• [Your objective]: Write out the data below in full, unchanged, minus the images.
****************
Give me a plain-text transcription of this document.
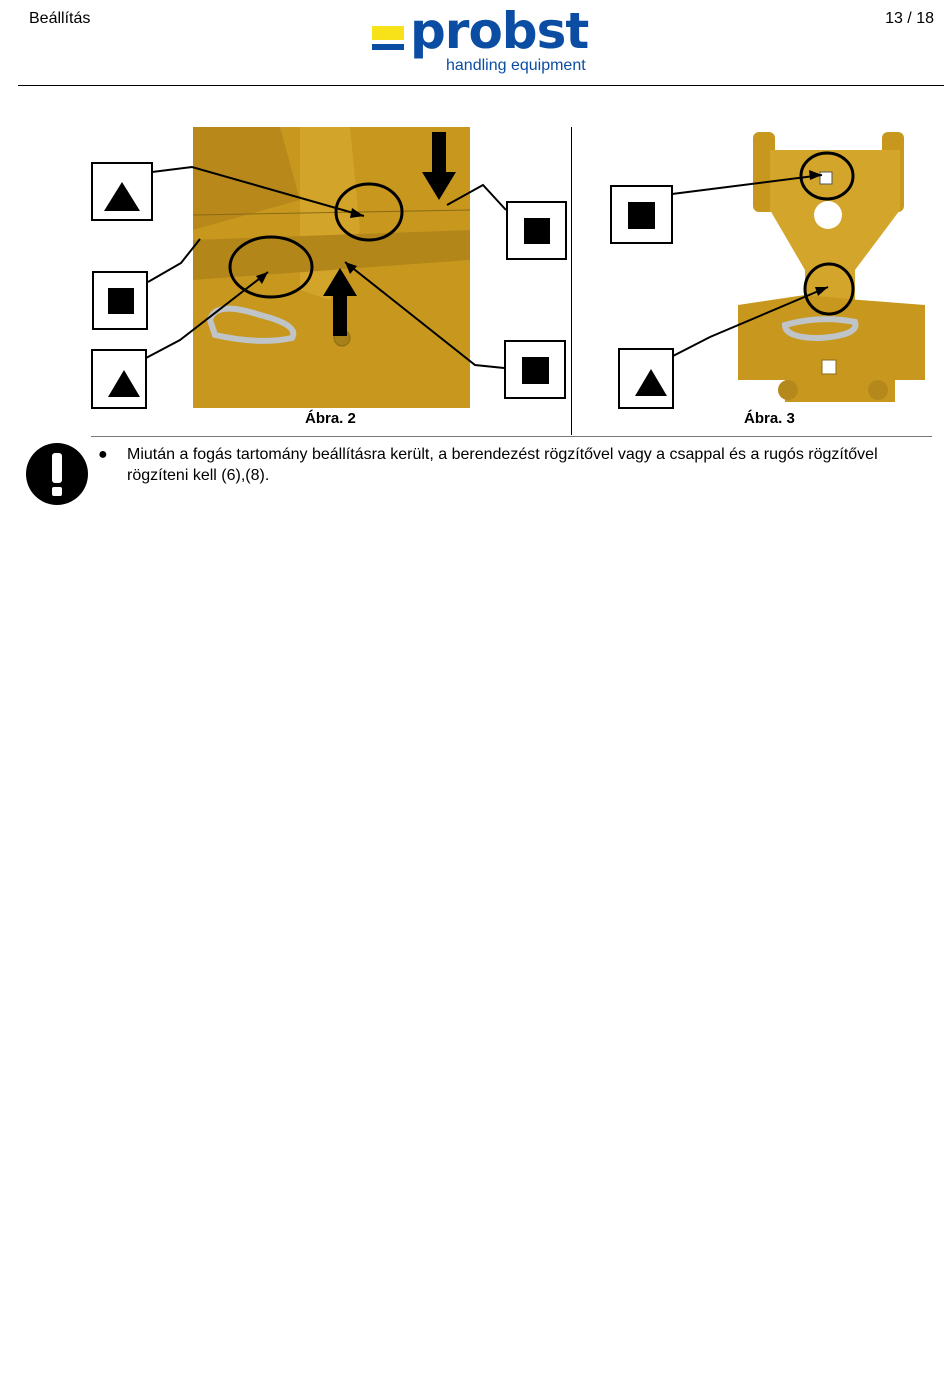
Beállítás	13 / 18
probst
handling equipment
Ábra. 2	Ábra. 3
● Miután a fogás tartomány beállításra került, a berendezést rögzítővel vagy a csappal és a rugós rögzítővel rögzíteni kell (6),(8).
****************
• [Answer to the task]:
Give me a plain-text transcription of this document.
Beállítás	13 / 18
probst
handling equipment
Ábra. 2	Ábra. 3
● Miután a fogás tartomány beállításra került, a berendezést rögzítővel vagy a csappal és a rugós rögzítővel rögzíteni kell (6),(8).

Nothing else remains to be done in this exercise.